Ricardo de Saavaedra, que lhe compilou a obra, reuniu em extenso tomo uma longa conversa biográfica, acompanhando-o até ao fim, Por ali dei conta que a estupidez da vida nos fez cruzar sem nos termos encontrado, eu envolto em personagens bufas pelos alcouces da vida pública.
Trouxe-o agora comigo no que nos deixou: a obra, esse modo estranho de um Homem querer ficar.

domingo, 3 de janeiro de 2010

O pícaro

Literatura pícara no sentido próprio do termo. Quem é o pícaro di-lo o prefaciador Ricardo de Saavedra.
Personagem «de baixa extracção social, vagabundo, burlão, farsante e um pouco ridículo, servidor de vários amos e ofícios», «o seu objectivo é subsistir», «é o anti-herói, comprometido em alimentar a sátira social e a ironia», «autónomo, individualista, ardiloso, despreza as leis do Estado e apenas tem em vista os seus somíticos interesses», «mistura de estóico e de cínico».
São assim os contos de José Manuel Couto Viana., no livro Que é que tenho Maria Arnalda?, a que esta manhã voltei para mais umas folhas lidas.
Abre com o provocador título «canta puta de merda!», que terminará, após acto de justiça social, de que não desdenharia o mais apiedado neo-realismo, em «toca, cabrão de merda!», segue, pé cá no vernáculo, pé lá na cinzelada arte, com o Nélinho «a apanhar às mãozadas, dos ferros da bicicleta, do boné do bagageiro, do avental, das nádegas e peito da sopeira, grossos bocados de pudim que metia à boca, com gozo e avidez, gritando: - É bom carago! É doce!».
É uma escrita por sobre a sordidez, a boçalidade trazida à estética, um mundo rude ainda que verdadeiro, como o do «Lopes da Conservatória» que no alcouce da «Rita Rebola», casa pública que «abria as portas à concupiscência, à lascívia, à luxúria, ao delírio da carne», segundo as confidências das raparigas «de vida quilhada» sobre as taras do clientes, só se excitava quando lhe metiam «um lápis no rabo» que, transformado o lugar dos seus encontros agora em novo antro, após mão decoradora, num «seralho oriental, com a profusão de reposteiros, tapetes felpudos, o fofo acetinado das almofadas, o espelho pendurado no texto sur un lit carré», esse mesmo «deu um uivo selvático quando, ao pedir o lápis das erecções, a Antónia lhe entregou uma caneta de tinta permanente Parker».
É clássica resistência à mudança, mesmo no trágico lupanar.

terça-feira, 10 de novembro de 2009

Que é que Eu Tenho, de Couto Viana


O livro é pequeno e a capa atraente. É encadernado. A editora chama-se Opera Omnia e tem sede em Guimarães. Mora aqui. O autor nasceu em Viana do Castelo em 1923. São pequenas histórias, proeza num País que lê a metro cúbico de papel, onde os editores dizem aos autores de contos «e porque não tenta um romance, pois contos ninguém lê!».
É António Manuel Couto Viana e o seu livro Que é que Eu Tenho Maria Arnalda?. A história que dá nome ao volume não é grande espingarda e é politicamente incorrecta, mas creio que o autor não se importa, porque tem qualidade literária que chegue.

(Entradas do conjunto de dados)
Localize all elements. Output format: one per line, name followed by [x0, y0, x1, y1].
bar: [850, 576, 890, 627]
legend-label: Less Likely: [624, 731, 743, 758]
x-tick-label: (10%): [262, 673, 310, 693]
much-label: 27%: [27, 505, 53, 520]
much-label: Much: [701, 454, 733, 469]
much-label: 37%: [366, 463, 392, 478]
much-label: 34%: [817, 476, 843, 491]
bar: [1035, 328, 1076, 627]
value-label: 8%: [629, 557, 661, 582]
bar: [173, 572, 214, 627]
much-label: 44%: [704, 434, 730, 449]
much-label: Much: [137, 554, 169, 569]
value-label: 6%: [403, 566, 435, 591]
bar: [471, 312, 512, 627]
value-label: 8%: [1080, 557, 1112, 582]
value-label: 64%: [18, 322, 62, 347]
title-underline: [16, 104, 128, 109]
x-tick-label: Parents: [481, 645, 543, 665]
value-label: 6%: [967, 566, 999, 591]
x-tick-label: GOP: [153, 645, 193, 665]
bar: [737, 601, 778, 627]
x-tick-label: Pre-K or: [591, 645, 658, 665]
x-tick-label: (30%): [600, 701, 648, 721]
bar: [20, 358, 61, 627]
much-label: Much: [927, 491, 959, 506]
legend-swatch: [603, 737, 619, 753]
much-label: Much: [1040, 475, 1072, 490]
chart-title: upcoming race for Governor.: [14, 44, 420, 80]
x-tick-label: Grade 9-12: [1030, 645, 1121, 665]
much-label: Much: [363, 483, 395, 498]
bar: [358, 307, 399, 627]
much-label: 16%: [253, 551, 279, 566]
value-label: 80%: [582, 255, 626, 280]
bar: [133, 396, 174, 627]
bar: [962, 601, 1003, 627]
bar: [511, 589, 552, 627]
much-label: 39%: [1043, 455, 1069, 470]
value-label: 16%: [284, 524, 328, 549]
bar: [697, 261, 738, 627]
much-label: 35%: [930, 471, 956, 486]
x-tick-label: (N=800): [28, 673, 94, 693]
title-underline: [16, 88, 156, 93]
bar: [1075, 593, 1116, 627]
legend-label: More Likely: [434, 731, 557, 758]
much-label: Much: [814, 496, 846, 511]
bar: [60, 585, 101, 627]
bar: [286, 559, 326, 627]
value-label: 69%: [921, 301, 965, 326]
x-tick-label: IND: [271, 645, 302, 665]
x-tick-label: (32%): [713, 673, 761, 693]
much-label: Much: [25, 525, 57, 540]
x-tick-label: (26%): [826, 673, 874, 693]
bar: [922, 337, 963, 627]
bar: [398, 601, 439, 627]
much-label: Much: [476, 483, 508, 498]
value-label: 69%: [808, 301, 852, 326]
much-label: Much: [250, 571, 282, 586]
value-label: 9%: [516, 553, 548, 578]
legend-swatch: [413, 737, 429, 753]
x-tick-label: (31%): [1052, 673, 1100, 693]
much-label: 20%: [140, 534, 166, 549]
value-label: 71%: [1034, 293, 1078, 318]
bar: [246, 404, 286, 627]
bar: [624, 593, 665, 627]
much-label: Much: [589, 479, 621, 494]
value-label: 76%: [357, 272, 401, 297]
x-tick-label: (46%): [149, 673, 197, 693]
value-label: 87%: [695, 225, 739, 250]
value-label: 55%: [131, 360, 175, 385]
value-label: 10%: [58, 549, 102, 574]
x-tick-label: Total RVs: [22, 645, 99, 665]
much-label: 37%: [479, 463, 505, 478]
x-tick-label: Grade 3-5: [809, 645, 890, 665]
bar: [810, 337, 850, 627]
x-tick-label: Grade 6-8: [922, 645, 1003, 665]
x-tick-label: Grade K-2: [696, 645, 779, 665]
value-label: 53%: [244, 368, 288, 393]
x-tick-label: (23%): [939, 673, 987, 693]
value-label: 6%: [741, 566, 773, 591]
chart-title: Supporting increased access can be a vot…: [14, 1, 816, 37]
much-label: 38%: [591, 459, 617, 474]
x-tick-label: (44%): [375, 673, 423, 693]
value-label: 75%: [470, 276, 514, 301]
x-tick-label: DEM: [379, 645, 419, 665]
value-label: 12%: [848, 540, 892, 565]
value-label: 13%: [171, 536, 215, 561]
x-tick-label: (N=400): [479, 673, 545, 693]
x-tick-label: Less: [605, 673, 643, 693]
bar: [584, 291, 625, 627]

TRABALHO PEDIDO:
1. Segundo o texto de origem, onde tem sede a editora Opera Omnia?
2. Explique por que razão o texto de origem considera uma proeza o livro reunir pequenas histórias.
Não é preciso recorrer às linhas do conjunto de dados.

RESPOSTAS POR TAREFA:
1. Em Guimarães.

2. O texto chama-lhe proeza porque o País lê a metro cúbico de papel. Além disso, os editores dizem aos autores de contos que tentem um romance, pois contos ninguém lê.